* GIVEN PROBLEM:
Make an exact copy of the lines below.

* Stored entries:

━━━━━━━━━━━━━━━━━━━━━━━━━━━━━━

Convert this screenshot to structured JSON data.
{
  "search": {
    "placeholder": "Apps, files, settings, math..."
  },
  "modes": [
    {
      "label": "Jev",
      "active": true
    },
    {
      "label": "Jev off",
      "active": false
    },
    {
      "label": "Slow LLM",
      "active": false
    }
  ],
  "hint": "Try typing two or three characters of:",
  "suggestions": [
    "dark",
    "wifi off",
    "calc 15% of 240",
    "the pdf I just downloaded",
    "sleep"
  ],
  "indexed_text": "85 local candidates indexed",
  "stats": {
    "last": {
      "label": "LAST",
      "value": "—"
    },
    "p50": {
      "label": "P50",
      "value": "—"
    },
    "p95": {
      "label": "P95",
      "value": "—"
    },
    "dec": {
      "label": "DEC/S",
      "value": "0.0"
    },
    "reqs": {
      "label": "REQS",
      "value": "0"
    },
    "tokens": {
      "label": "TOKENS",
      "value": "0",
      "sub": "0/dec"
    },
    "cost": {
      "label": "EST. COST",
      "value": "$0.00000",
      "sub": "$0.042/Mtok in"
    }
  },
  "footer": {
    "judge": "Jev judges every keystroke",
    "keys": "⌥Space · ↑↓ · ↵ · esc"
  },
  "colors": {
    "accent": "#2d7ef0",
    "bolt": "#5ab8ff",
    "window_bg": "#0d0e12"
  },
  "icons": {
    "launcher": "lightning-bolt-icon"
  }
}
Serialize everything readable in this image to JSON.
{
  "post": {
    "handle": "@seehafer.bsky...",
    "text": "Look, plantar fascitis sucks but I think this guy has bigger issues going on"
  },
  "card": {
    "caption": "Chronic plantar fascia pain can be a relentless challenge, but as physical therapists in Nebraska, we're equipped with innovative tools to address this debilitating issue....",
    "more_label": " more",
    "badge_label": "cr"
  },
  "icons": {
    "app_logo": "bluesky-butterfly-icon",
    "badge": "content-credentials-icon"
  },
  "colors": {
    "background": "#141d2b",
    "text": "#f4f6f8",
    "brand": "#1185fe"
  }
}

━━━━━━━━━━━━━━━━━━━━━━━━━━━━━━

* WRITTEN SOLUTION:
Convert this screenshot to structured JSON data.
{
  "search": {
    "placeholder": "Apps, files, settings, math..."
  },
  "modes": [
    {
      "label": "Jev",
      "active": true
    },
    {
      "label": "Jev off",
      "active": false
    },
    {
      "label": "Slow LLM",
      "active": false
    }
  ],
  "hint": "Try typing two or three characters of:",
  "suggestions": [
    "dark",
    "wifi off",
    "calc 15% of 240",
    "the pdf I just downloaded",
    "sleep"
  ],
  "indexed_text": "85 local candidates indexed",
  "stats": {
    "last": {
      "label": "LAST",
      "value": "—"
    },
    "p50": {
      "label": "P50",
      "value": "—"
    },
    "p95": {
      "label": "P95",
      "value": "—"
    },
    "dec": {
      "label": "DEC/S",
      "value": "0.0"
    },
    "reqs": {
      "label": "REQS",
      "value": "0"
    },
    "tokens": {
      "label": "TOKENS",
      "value": "0",
      "sub": "0/dec"
    },
    "cost": {
      "label": "EST. COST",
      "value": "$0.00000",
      "sub": "$0.042/Mtok in"
    }
  },
  "footer": {
    "judge": "Jev judges every keystroke",
    "keys": "⌥Space · ↑↓ · ↵ · esc"
  },
  "colors": {
    "accent": "#2d7ef0",
    "bolt": "#5ab8ff",
    "window_bg": "#0d0e12"
  },
  "icons": {
    "launcher": "lightning-bolt-icon"
  }
}
Serialize everything readable in this image to JSON.
{
  "post": {
    "handle": "@seehafer.bsky...",
    "text": "Look, plantar fascitis sucks but I think this guy has bigger issues going on"
  },
  "card": {
    "caption": "Chronic plantar fascia pain can be a relentless challenge, but as physical therapists in Nebraska, we're equipped with innovative tools to address this debilitating issue....",
    "more_label": " more",
    "badge_label": "cr"
  },
  "icons": {
    "app_logo": "bluesky-butterfly-icon",
    "badge": "content-credentials-icon"
  },
  "colors": {
    "background": "#141d2b",
    "text": "#f4f6f8",
    "brand": "#1185fe"
  }
}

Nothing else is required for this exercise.